-- Start Records to use --
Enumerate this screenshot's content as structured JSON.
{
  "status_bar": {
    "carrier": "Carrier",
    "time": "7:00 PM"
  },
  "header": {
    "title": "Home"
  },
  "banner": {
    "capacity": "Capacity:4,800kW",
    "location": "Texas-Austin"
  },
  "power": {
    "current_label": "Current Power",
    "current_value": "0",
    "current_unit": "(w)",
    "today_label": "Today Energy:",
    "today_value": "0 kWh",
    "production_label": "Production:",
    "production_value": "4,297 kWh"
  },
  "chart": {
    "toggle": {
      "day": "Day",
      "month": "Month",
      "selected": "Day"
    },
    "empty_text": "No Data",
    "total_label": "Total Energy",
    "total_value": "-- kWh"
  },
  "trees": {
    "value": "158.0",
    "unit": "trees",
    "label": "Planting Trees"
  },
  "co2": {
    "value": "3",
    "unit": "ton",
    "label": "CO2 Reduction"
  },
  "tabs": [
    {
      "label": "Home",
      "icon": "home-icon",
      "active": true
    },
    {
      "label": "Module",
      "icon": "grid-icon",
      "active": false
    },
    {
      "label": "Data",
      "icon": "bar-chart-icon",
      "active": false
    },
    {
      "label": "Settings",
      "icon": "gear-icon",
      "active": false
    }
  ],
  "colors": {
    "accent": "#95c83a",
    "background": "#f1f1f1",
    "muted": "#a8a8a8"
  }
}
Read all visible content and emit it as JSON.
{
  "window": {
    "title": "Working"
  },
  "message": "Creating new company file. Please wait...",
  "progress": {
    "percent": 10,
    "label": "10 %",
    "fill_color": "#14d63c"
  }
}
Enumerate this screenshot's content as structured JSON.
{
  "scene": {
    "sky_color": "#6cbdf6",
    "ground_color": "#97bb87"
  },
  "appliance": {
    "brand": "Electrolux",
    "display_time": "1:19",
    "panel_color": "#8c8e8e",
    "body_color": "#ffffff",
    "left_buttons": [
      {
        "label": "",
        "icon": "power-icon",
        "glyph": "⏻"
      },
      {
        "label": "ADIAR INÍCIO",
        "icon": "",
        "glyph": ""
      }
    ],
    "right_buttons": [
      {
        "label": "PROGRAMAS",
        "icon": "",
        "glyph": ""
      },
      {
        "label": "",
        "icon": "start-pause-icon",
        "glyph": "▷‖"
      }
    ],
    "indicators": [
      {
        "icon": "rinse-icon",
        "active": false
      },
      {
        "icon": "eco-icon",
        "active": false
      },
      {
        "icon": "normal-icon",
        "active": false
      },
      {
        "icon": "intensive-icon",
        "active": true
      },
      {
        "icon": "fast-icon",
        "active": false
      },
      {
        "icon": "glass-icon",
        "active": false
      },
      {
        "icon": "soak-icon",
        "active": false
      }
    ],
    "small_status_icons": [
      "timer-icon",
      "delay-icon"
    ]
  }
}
-- End Records to use --
Instructions to follow -> All of the material must be reproduced exactly.

Solution to this exercise ->
Enumerate this screenshot's content as structured JSON.
{
  "status_bar": {
    "carrier": "Carrier",
    "time": "7:00 PM"
  },
  "header": {
    "title": "Home"
  },
  "banner": {
    "capacity": "Capacity:4,800kW",
    "location": "Texas-Austin"
  },
  "power": {
    "current_label": "Current Power",
    "current_value": "0",
    "current_unit": "(w)",
    "today_label": "Today Energy:",
    "today_value": "0 kWh",
    "production_label": "Production:",
    "production_value": "4,297 kWh"
  },
  "chart": {
    "toggle": {
      "day": "Day",
      "month": "Month",
      "selected": "Day"
    },
    "empty_text": "No Data",
    "total_label": "Total Energy",
    "total_value": "-- kWh"
  },
  "trees": {
    "value": "158.0",
    "unit": "trees",
    "label": "Planting Trees"
  },
  "co2": {
    "value": "3",
    "unit": "ton",
    "label": "CO2 Reduction"
  },
  "tabs": [
    {
      "label": "Home",
      "icon": "home-icon",
      "active": true
    },
    {
      "label": "Module",
      "icon": "grid-icon",
      "active": false
    },
    {
      "label": "Data",
      "icon": "bar-chart-icon",
      "active": false
    },
    {
      "label": "Settings",
      "icon": "gear-icon",
      "active": false
    }
  ],
  "colors": {
    "accent": "#95c83a",
    "background": "#f1f1f1",
    "muted": "#a8a8a8"
  }
}
Read all visible content and emit it as JSON.
{
  "window": {
    "title": "Working"
  },
  "message": "Creating new company file. Please wait...",
  "progress": {
    "percent": 10,
    "label": "10 %",
    "fill_color": "#14d63c"
  }
}
Enumerate this screenshot's content as structured JSON.
{
  "scene": {
    "sky_color": "#6cbdf6",
    "ground_color": "#97bb87"
  },
  "appliance": {
    "brand": "Electrolux",
    "display_time": "1:19",
    "panel_color": "#8c8e8e",
    "body_color": "#ffffff",
    "left_buttons": [
      {
        "label": "",
        "icon": "power-icon",
        "glyph": "⏻"
      },
      {
        "label": "ADIAR INÍCIO",
        "icon": "",
        "glyph": ""
      }
    ],
    "right_buttons": [
      {
        "label": "PROGRAMAS",
        "icon": "",
        "glyph": ""
      },
      {
        "label": "",
        "icon": "start-pause-icon",
        "glyph": "▷‖"
      }
    ],
    "indicators": [
      {
        "icon": "rinse-icon",
        "active": false
      },
      {
        "icon": "eco-icon",
        "active": false
      },
      {
        "icon": "normal-icon",
        "active": false
      },
      {
        "icon": "intensive-icon",
        "active": true
      },
      {
        "icon": "fast-icon",
        "active": false
      },
      {
        "icon": "glass-icon",
        "active": false
      },
      {
        "icon": "soak-icon",
        "active": false
      }
    ],
    "small_status_icons": [
      "timer-icon",
      "delay-icon"
    ]
  }
}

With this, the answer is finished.